• Dataset entries
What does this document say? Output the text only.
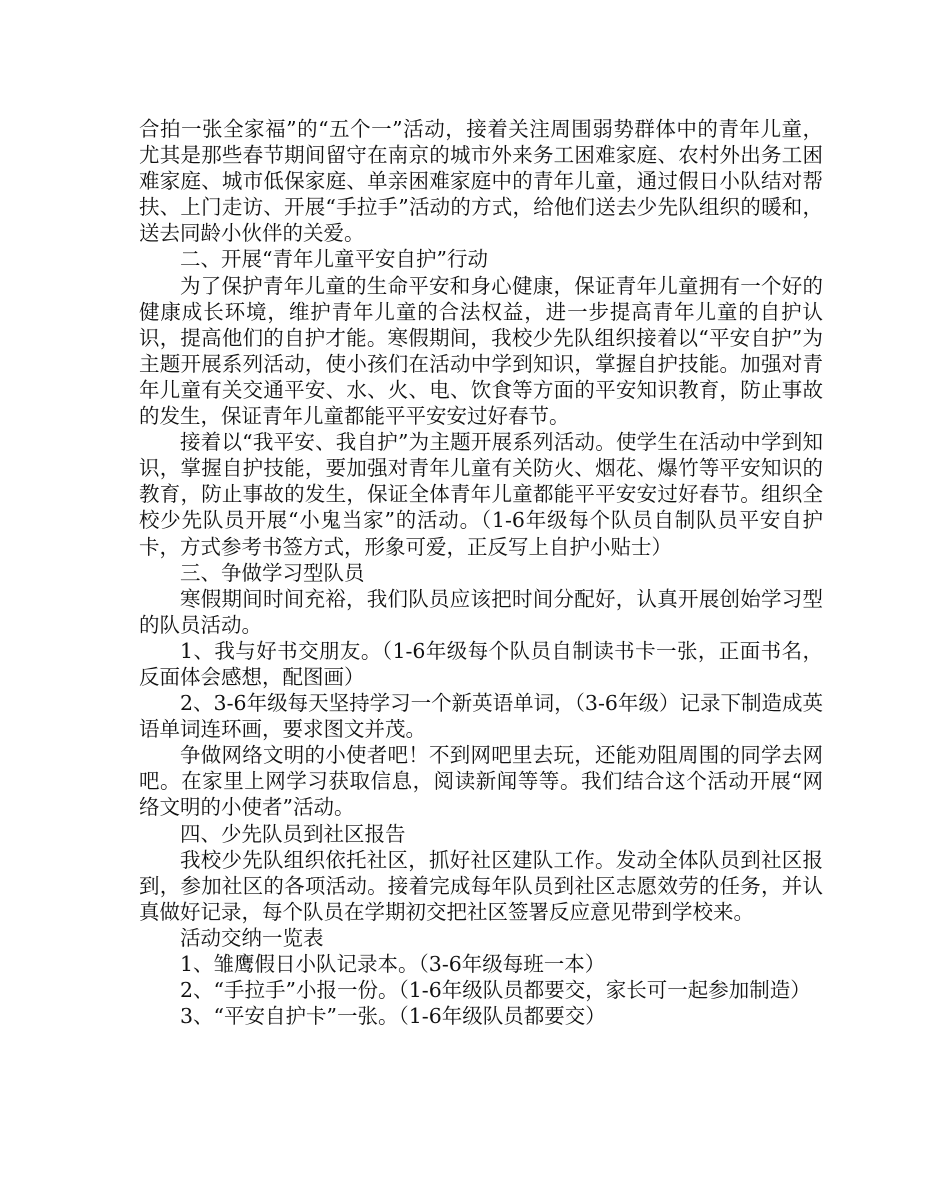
合拍一张全家福”的“五个一”活动，接着关注周围弱势群体中的青年儿童，尤其是那些春节期间留守在南京的城市外来务工困难家庭、农村外出务工困难家庭、城市低保家庭、单亲困难家庭中的青年儿童，通过假日小队结对帮扶、上门走访、开展“手拉手”活动的方式，给他们送去少先队组织的暖和，送去同龄小伙伴的关爱。

二、开展“青年儿童平安自护”行动

为了保护青年儿童的生命平安和身心健康，保证青年儿童拥有一个好的健康成长环境，维护青年儿童的合法权益，进一步提高青年儿童的自护认识，提高他们的自护才能。寒假期间，我校少先队组织接着以“平安自护”为主题开展系列活动，使小孩们在活动中学到知识，掌握自护技能。加强对青年儿童有关交通平安、水、火、电、饮食等方面的平安知识教育，防止事故的发生，保证青年儿童都能平平安安过好春节。

接着以“我平安、我自护”为主题开展系列活动。使学生在活动中学到知识，掌握自护技能，要加强对青年儿童有关防火、烟花、爆竹等平安知识的教育，防止事故的发生，保证全体青年儿童都能平平安安过好春节。组织全校少先队员开展“小鬼当家”的活动。（1-6年级每个队员自制队员平安自护卡，方式参考书签方式，形象可爱，正反写上自护小贴士）

三、争做学习型队员

寒假期间时间充裕，我们队员应该把时间分配好，认真开展创始学习型的队员活动。

1、我与好书交朋友。（1-6年级每个队员自制读书卡一张，正面书名，反面体会感想，配图画）

2、3-6年级每天坚持学习一个新英语单词，（3-6年级）记录下制造成英语单词连环画，要求图文并茂。

争做网络文明的小使者吧！不到网吧里去玩，还能劝阻周围的同学去网吧。在家里上网学习获取信息，阅读新闻等等。我们结合这个活动开展“网络文明的小使者”活动。

四、少先队员到社区报告

我校少先队组织依托社区，抓好社区建队工作。发动全体队员到社区报到，参加社区的各项活动。接着完成每年队员到社区志愿效劳的任务，并认真做好记录，每个队员在学期初交把社区签署反应意见带到学校来。

活动交纳一览表

1、雏鹰假日小队记录本。（3-6年级每班一本）

2、“手拉手”小报一份。（1-6年级队员都要交，家长可一起参加制造）

3、“平安自护卡”一张。（1-6年级队员都要交）
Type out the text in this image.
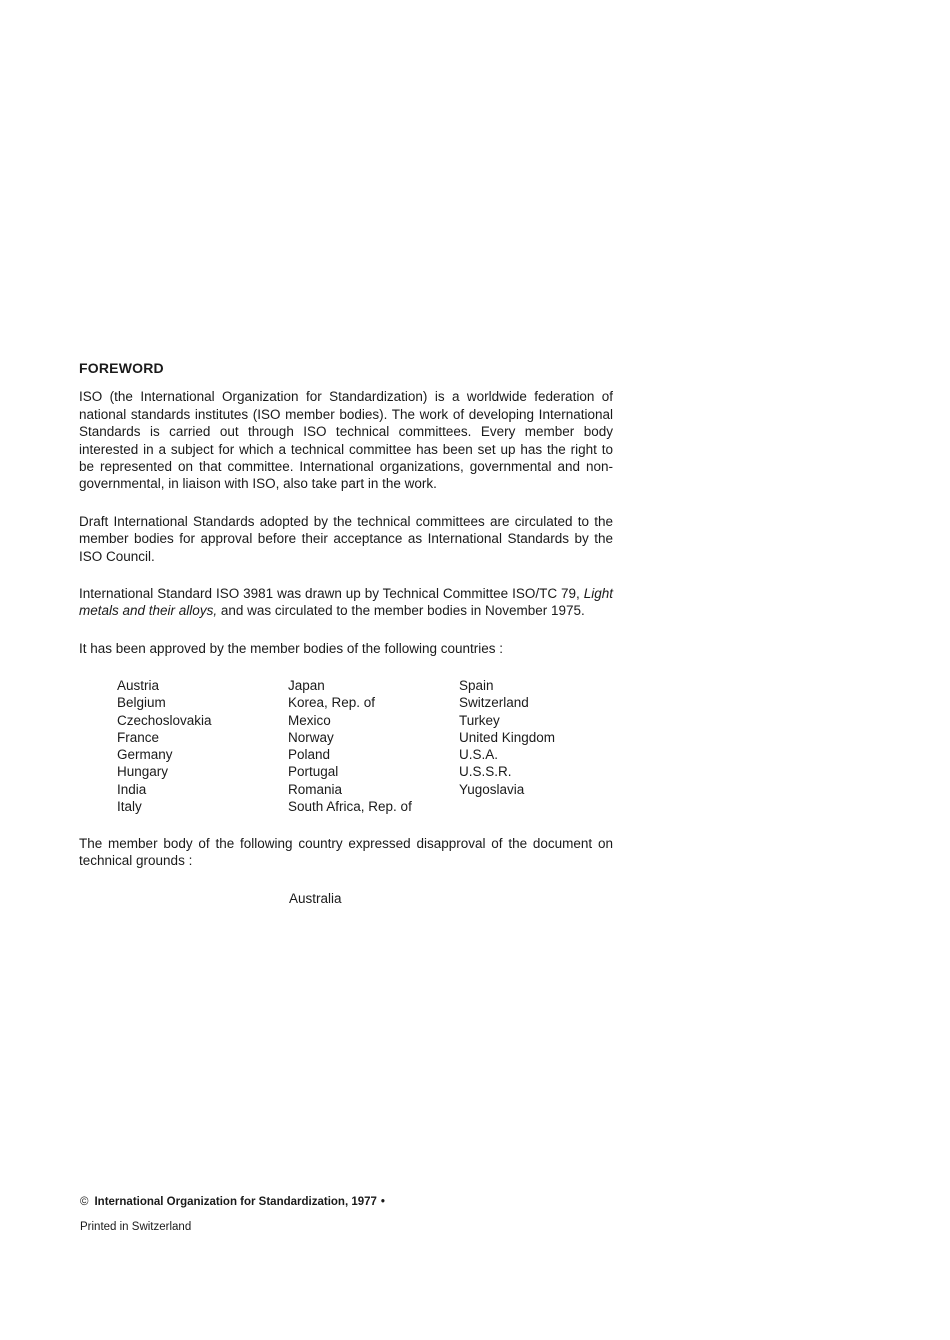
FOREWORD

ISO (the International Organization for Standardization) is a worldwide federation of national standards institutes (ISO member bodies). The work of developing International Standards is carried out through ISO technical committees. Every member body interested in a subject for which a technical committee has been set up has the right to be represented on that committee. International organizations, governmental and non-governmental, in liaison with ISO, also take part in the work.

Draft International Standards adopted by the technical committees are circulated to the member bodies for approval before their acceptance as International Standards by the ISO Council.

International Standard ISO 3981 was drawn up by Technical Committee ISO/TC 79, Light metals and their alloys, and was circulated to the member bodies in November 1975.

It has been approved by the member bodies of the following countries :

Austria
Belgium
Czechoslovakia
France
Germany
Hungary
India
Italy
Japan
Korea, Rep. of
Mexico
Norway
Poland
Portugal
Romania
South Africa, Rep. of
Spain
Switzerland
Turkey
United Kingdom
U.S.A.
U.S.S.R.
Yugoslavia

The member body of the following country expressed disapproval of the document on technical grounds :

Australia
© International Organization for Standardization, 1977 •
Printed in Switzerland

• Work instructions
Skip the pictures and copy exactly the lines from the one containing "Type out the text in this image." through the end of the material, both ends included.

• Output below
Type out the text in this image.
FOREWORD

ISO (the International Organization for Standardization) is a worldwide federation of national standards institutes (ISO member bodies). The work of developing International Standards is carried out through ISO technical committees. Every member body interested in a subject for which a technical committee has been set up has the right to be represented on that committee. International organizations, governmental and non-governmental, in liaison with ISO, also take part in the work.

Draft International Standards adopted by the technical committees are circulated to the member bodies for approval before their acceptance as International Standards by the ISO Council.

International Standard ISO 3981 was drawn up by Technical Committee ISO/TC 79, Light metals and their alloys, and was circulated to the member bodies in November 1975.

It has been approved by the member bodies of the following countries :

Austria
Belgium
Czechoslovakia
France
Germany
Hungary
India
Italy
Japan
Korea, Rep. of
Mexico
Norway
Poland
Portugal
Romania
South Africa, Rep. of
Spain
Switzerland
Turkey
United Kingdom
U.S.A.
U.S.S.R.
Yugoslavia

The member body of the following country expressed disapproval of the document on technical grounds :

Australia
© International Organization for Standardization, 1977 •
Printed in Switzerland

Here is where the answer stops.